▸ **EXERCISE PROMPT**
Reproduce every line in the listing that contains the word "rate".

▸ **EXTRACTED INFORMATION**
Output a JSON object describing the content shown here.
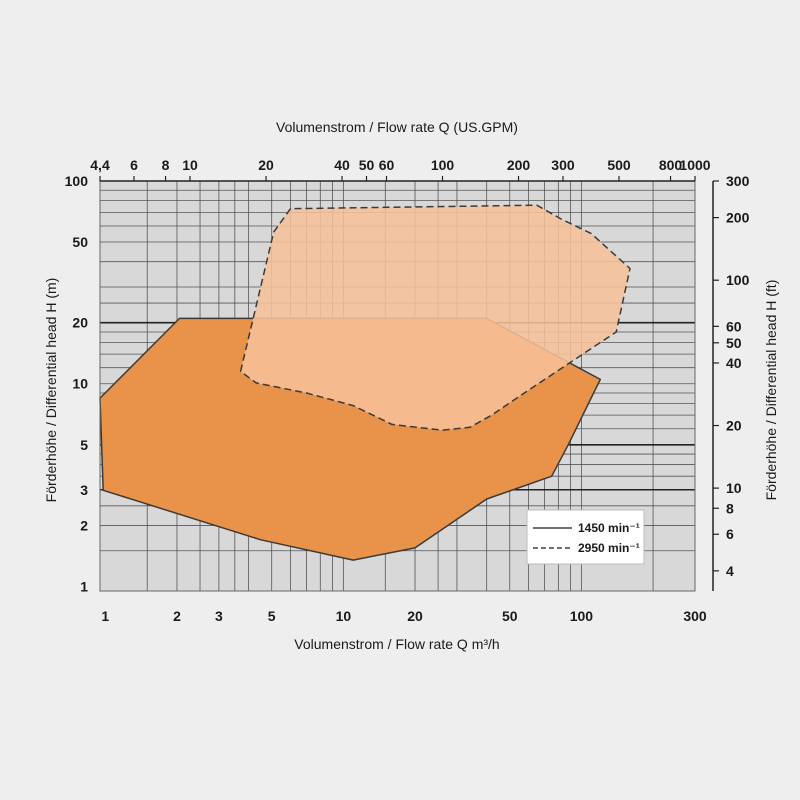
{
  "chart_data": {
    "type": "area",
    "title": "",
    "xlabel": "Volumenstrom / Flow rate Q m³/h",
    "x2label": "Volumenstrom / Flow rate Q (US.GPM)",
    "ylabel": "Förderhöhe / Differential head H (m)",
    "y2label": "Förderhöhe / Differential head H (ft)",
    "x_scale": "log",
    "y_scale": "log",
    "xlim": [
      0.95,
      300
    ],
    "ylim": [
      0.95,
      100
    ],
    "x2lim": [
      4.4,
      1000
    ],
    "y2lim": [
      3.2,
      300
    ],
    "grid": true,
    "legend_position": "bottom-right",
    "x_ticks": [
      {
        "value": 1,
        "label": "1"
      },
      {
        "value": 2,
        "label": "2"
      },
      {
        "value": 3,
        "label": "3"
      },
      {
        "value": 5,
        "label": "5"
      },
      {
        "value": 10,
        "label": "10"
      },
      {
        "value": 20,
        "label": "20"
      },
      {
        "value": 50,
        "label": "50"
      },
      {
        "value": 100,
        "label": "100"
      },
      {
        "value": 300,
        "label": "300"
      }
    ],
    "y_ticks": [
      {
        "value": 1,
        "label": "1"
      },
      {
        "value": 2,
        "label": "2"
      },
      {
        "value": 3,
        "label": "3"
      },
      {
        "value": 5,
        "label": "5"
      },
      {
        "value": 10,
        "label": "10"
      },
      {
        "value": 20,
        "label": "20"
      },
      {
        "value": 50,
        "label": "50"
      },
      {
        "value": 100,
        "label": "100"
      }
    ],
    "x2_ticks": [
      {
        "value": 4.4,
        "label": "4,4"
      },
      {
        "value": 6,
        "label": "6"
      },
      {
        "value": 8,
        "label": "8"
      },
      {
        "value": 10,
        "label": "10"
      },
      {
        "value": 20,
        "label": "20"
      },
      {
        "value": 40,
        "label": "40"
      },
      {
        "value": 50,
        "label": "50"
      },
      {
        "value": 60,
        "label": "60"
      },
      {
        "value": 100,
        "label": "100"
      },
      {
        "value": 200,
        "label": "200"
      },
      {
        "value": 300,
        "label": "300"
      },
      {
        "value": 500,
        "label": "500"
      },
      {
        "value": 800,
        "label": "800"
      },
      {
        "value": 1000,
        "label": "1000"
      }
    ],
    "y2_ticks": [
      {
        "value": 4,
        "label": "4"
      },
      {
        "value": 6,
        "label": "6"
      },
      {
        "value": 8,
        "label": "8"
      },
      {
        "value": 10,
        "label": "10"
      },
      {
        "value": 20,
        "label": "20"
      },
      {
        "value": 40,
        "label": "40"
      },
      {
        "value": 50,
        "label": "50"
      },
      {
        "value": 60,
        "label": "60"
      },
      {
        "value": 100,
        "label": "100"
      },
      {
        "value": 200,
        "label": "200"
      },
      {
        "value": 300,
        "label": "300"
      }
    ],
    "grid_x": [
      1.5,
      2,
      2.5,
      3,
      3.5,
      4,
      5,
      6,
      7,
      8,
      9,
      10,
      15,
      20,
      25,
      30,
      40,
      50,
      60,
      70,
      80,
      90,
      100,
      200
    ],
    "grid_y": [
      1.5,
      2,
      2.5,
      3,
      3.5,
      4,
      4.5,
      5,
      6,
      7,
      8,
      9,
      10,
      12,
      14,
      16,
      18,
      20,
      25,
      30,
      40,
      50,
      60,
      70,
      80,
      90,
      100
    ],
    "grid_y_bold": [
      3,
      5,
      20
    ],
    "series": [
      {
        "name": "1450 min⁻¹",
        "line_style": "solid",
        "fill": "#e8924a",
        "points": [
          [
            0.95,
            8.5
          ],
          [
            0.98,
            2.98
          ],
          [
            4.5,
            1.7
          ],
          [
            11,
            1.35
          ],
          [
            20,
            1.55
          ],
          [
            40,
            2.7
          ],
          [
            75,
            3.5
          ],
          [
            88,
            5
          ],
          [
            120,
            10.5
          ],
          [
            40,
            21
          ],
          [
            2.05,
            21
          ],
          [
            0.95,
            8.5
          ]
        ]
      },
      {
        "name": "2950 min⁻¹",
        "line_style": "dashed",
        "fill": "#f6c099",
        "points": [
          [
            3.7,
            11.5
          ],
          [
            5.1,
            56
          ],
          [
            6,
            73
          ],
          [
            65,
            76
          ],
          [
            82,
            65
          ],
          [
            110,
            55
          ],
          [
            160,
            37
          ],
          [
            140,
            18
          ],
          [
            60,
            9.3
          ],
          [
            42,
            7
          ],
          [
            34,
            6.1
          ],
          [
            26,
            5.9
          ],
          [
            16,
            6.3
          ],
          [
            11,
            7.8
          ],
          [
            7,
            9
          ],
          [
            4.3,
            10.1
          ],
          [
            3.7,
            11.5
          ]
        ]
      }
    ]
  }
}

▸ **TASK RESULT**
    "xlabel": "Volumenstrom / Flow rate Q m³/h",
    "x2label": "Volumenstrom / Flow rate Q (US.GPM)",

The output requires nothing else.